# Aim of the exercise
Make an exact copy of all the entries below, with the pictures left out.

Saved entries:
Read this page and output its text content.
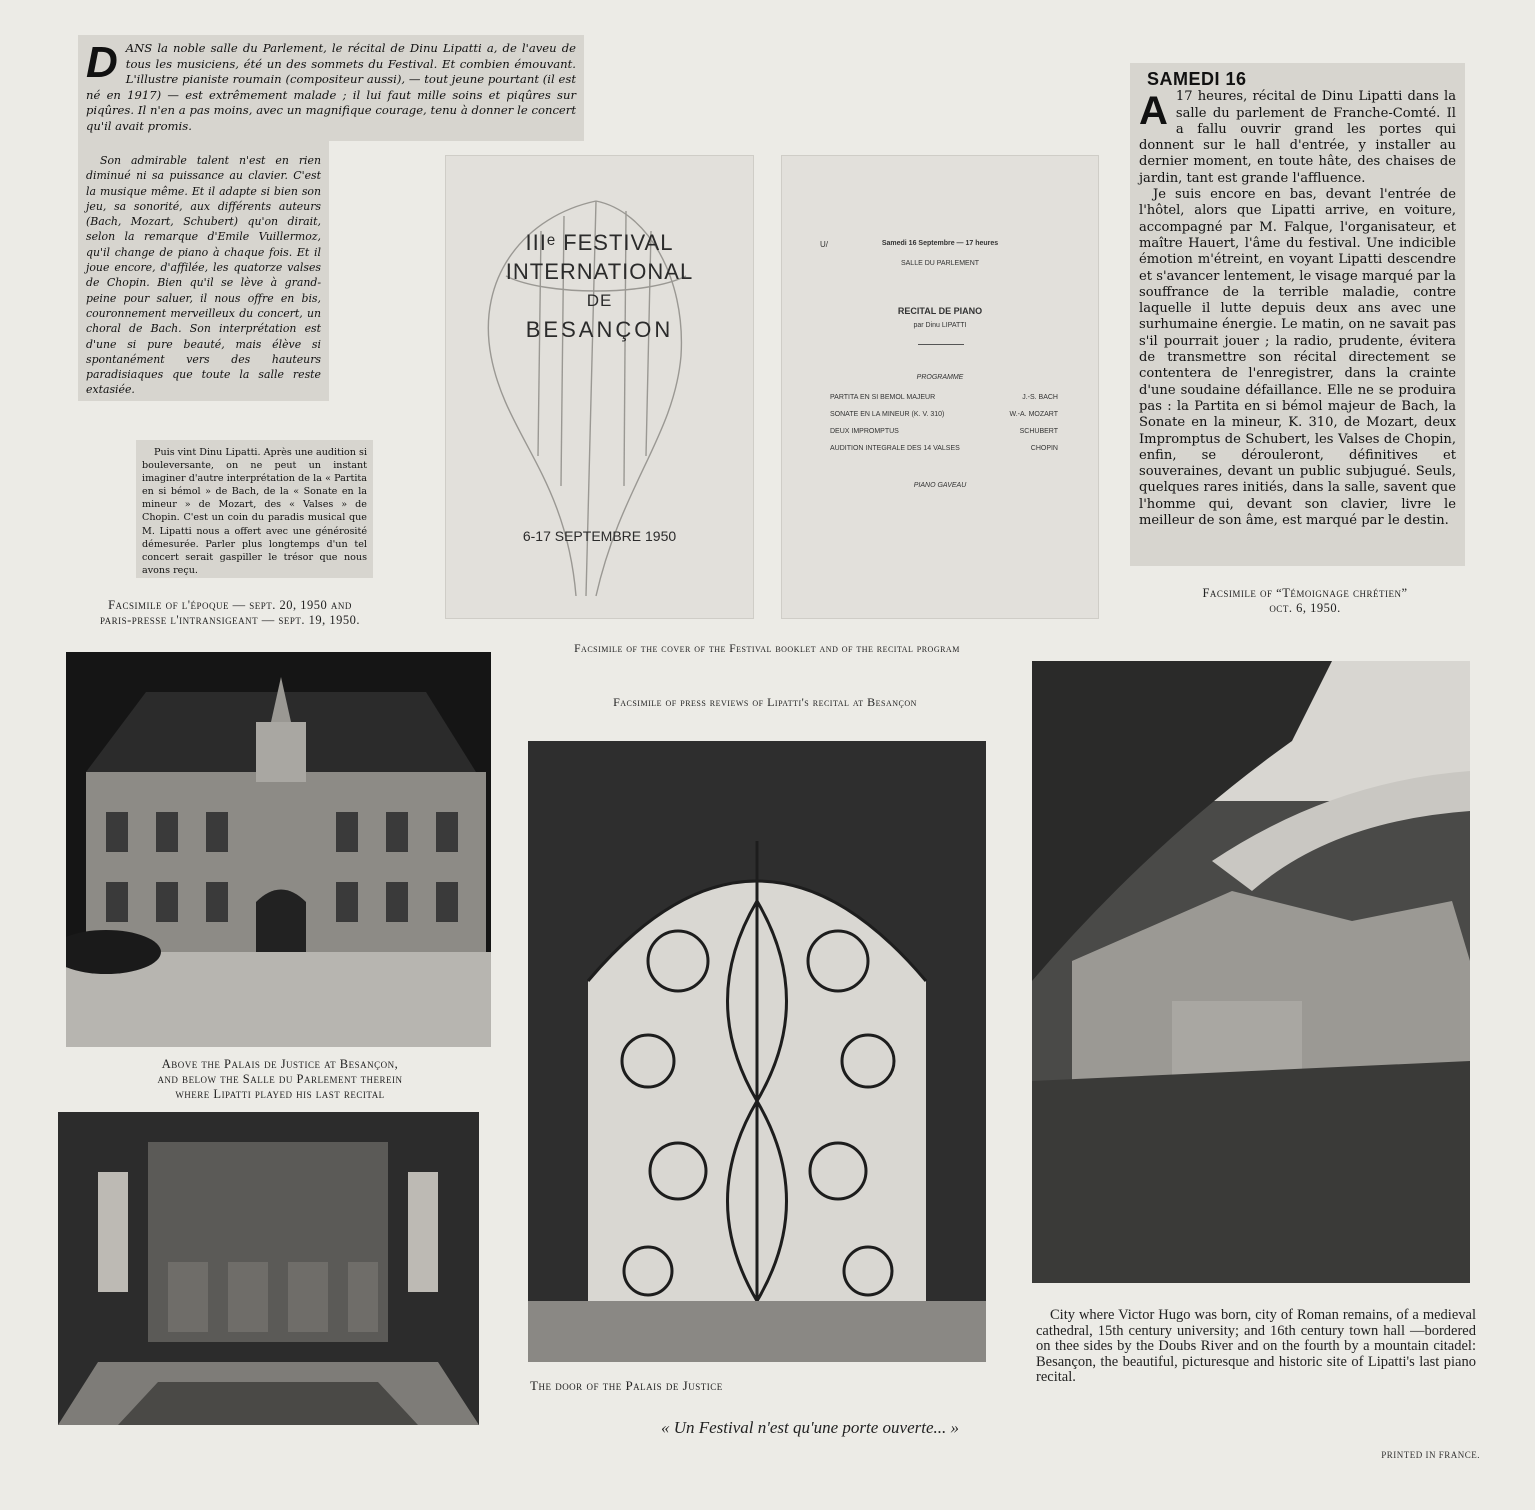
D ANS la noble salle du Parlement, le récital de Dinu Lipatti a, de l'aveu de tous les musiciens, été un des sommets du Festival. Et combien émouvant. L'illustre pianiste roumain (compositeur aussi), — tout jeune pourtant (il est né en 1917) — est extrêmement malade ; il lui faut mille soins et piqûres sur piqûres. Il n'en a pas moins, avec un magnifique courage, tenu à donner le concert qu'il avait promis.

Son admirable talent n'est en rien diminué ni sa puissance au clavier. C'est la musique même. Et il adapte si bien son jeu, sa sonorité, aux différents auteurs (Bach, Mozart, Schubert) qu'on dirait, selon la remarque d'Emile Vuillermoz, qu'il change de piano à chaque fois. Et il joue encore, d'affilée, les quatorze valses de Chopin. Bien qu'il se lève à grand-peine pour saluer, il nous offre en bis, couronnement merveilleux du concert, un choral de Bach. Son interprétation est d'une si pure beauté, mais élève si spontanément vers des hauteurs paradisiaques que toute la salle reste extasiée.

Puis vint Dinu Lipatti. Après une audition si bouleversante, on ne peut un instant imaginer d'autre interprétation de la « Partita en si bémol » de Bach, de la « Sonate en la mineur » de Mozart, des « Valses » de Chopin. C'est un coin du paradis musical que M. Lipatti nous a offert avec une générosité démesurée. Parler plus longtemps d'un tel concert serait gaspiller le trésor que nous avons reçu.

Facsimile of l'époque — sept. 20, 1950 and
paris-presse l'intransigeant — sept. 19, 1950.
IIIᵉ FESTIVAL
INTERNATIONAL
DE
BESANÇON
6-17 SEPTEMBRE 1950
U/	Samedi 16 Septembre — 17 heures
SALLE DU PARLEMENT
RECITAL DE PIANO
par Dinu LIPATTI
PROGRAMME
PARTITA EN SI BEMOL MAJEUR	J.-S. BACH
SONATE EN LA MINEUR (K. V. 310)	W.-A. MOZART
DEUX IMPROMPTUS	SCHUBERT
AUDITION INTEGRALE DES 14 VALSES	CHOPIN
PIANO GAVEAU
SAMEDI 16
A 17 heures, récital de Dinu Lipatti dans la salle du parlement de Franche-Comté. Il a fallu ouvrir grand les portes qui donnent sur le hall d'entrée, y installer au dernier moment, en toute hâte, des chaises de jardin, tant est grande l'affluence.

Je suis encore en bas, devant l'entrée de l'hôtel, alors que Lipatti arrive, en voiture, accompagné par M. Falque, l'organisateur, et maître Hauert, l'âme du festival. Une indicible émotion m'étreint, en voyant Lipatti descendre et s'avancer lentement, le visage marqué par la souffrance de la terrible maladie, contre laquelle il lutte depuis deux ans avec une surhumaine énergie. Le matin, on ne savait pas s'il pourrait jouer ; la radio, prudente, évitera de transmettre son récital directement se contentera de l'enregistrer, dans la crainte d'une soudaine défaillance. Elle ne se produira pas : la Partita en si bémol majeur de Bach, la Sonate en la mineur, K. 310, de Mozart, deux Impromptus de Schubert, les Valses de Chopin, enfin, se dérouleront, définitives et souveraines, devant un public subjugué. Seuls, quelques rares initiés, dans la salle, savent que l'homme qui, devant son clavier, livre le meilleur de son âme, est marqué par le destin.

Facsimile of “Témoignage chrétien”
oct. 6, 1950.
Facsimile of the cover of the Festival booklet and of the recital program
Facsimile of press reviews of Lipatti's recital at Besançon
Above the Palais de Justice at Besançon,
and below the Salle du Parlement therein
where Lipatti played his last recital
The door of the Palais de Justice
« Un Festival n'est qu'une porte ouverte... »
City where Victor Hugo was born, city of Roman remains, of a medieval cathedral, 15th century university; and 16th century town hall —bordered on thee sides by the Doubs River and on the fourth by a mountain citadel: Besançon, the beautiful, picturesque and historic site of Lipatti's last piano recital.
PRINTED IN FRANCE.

# The result
Read this page and output its text content.
D ANS la noble salle du Parlement, le récital de Dinu Lipatti a, de l'aveu de tous les musiciens, été un des sommets du Festival. Et combien émouvant. L'illustre pianiste roumain (compositeur aussi), — tout jeune pourtant (il est né en 1917) — est extrêmement malade ; il lui faut mille soins et piqûres sur piqûres. Il n'en a pas moins, avec un magnifique courage, tenu à donner le concert qu'il avait promis.

Son admirable talent n'est en rien diminué ni sa puissance au clavier. C'est la musique même. Et il adapte si bien son jeu, sa sonorité, aux différents auteurs (Bach, Mozart, Schubert) qu'on dirait, selon la remarque d'Emile Vuillermoz, qu'il change de piano à chaque fois. Et il joue encore, d'affilée, les quatorze valses de Chopin. Bien qu'il se lève à grand-peine pour saluer, il nous offre en bis, couronnement merveilleux du concert, un choral de Bach. Son interprétation est d'une si pure beauté, mais élève si spontanément vers des hauteurs paradisiaques que toute la salle reste extasiée.

Puis vint Dinu Lipatti. Après une audition si bouleversante, on ne peut un instant imaginer d'autre interprétation de la « Partita en si bémol » de Bach, de la « Sonate en la mineur » de Mozart, des « Valses » de Chopin. C'est un coin du paradis musical que M. Lipatti nous a offert avec une générosité démesurée. Parler plus longtemps d'un tel concert serait gaspiller le trésor que nous avons reçu.

Facsimile of l'époque — sept. 20, 1950 and
paris-presse l'intransigeant — sept. 19, 1950.
IIIᵉ FESTIVAL
INTERNATIONAL
DE
BESANÇON
6-17 SEPTEMBRE 1950
U/	Samedi 16 Septembre — 17 heures
SALLE DU PARLEMENT
RECITAL DE PIANO
par Dinu LIPATTI
PROGRAMME
PARTITA EN SI BEMOL MAJEUR	J.-S. BACH
SONATE EN LA MINEUR (K. V. 310)	W.-A. MOZART
DEUX IMPROMPTUS	SCHUBERT
AUDITION INTEGRALE DES 14 VALSES	CHOPIN
PIANO GAVEAU
SAMEDI 16
A 17 heures, récital de Dinu Lipatti dans la salle du parlement de Franche-Comté. Il a fallu ouvrir grand les portes qui donnent sur le hall d'entrée, y installer au dernier moment, en toute hâte, des chaises de jardin, tant est grande l'affluence.

Je suis encore en bas, devant l'entrée de l'hôtel, alors que Lipatti arrive, en voiture, accompagné par M. Falque, l'organisateur, et maître Hauert, l'âme du festival. Une indicible émotion m'étreint, en voyant Lipatti descendre et s'avancer lentement, le visage marqué par la souffrance de la terrible maladie, contre laquelle il lutte depuis deux ans avec une surhumaine énergie. Le matin, on ne savait pas s'il pourrait jouer ; la radio, prudente, évitera de transmettre son récital directement se contentera de l'enregistrer, dans la crainte d'une soudaine défaillance. Elle ne se produira pas : la Partita en si bémol majeur de Bach, la Sonate en la mineur, K. 310, de Mozart, deux Impromptus de Schubert, les Valses de Chopin, enfin, se dérouleront, définitives et souveraines, devant un public subjugué. Seuls, quelques rares initiés, dans la salle, savent que l'homme qui, devant son clavier, livre le meilleur de son âme, est marqué par le destin.

Facsimile of “Témoignage chrétien”
oct. 6, 1950.
Facsimile of the cover of the Festival booklet and of the recital program
Facsimile of press reviews of Lipatti's recital at Besançon
Above the Palais de Justice at Besançon,
and below the Salle du Parlement therein
where Lipatti played his last recital
The door of the Palais de Justice
« Un Festival n'est qu'une porte ouverte... »
City where Victor Hugo was born, city of Roman remains, of a medieval cathedral, 15th century university; and 16th century town hall —bordered on thee sides by the Doubs River and on the fourth by a mountain citadel: Besançon, the beautiful, picturesque and historic site of Lipatti's last piano recital.
PRINTED IN FRANCE.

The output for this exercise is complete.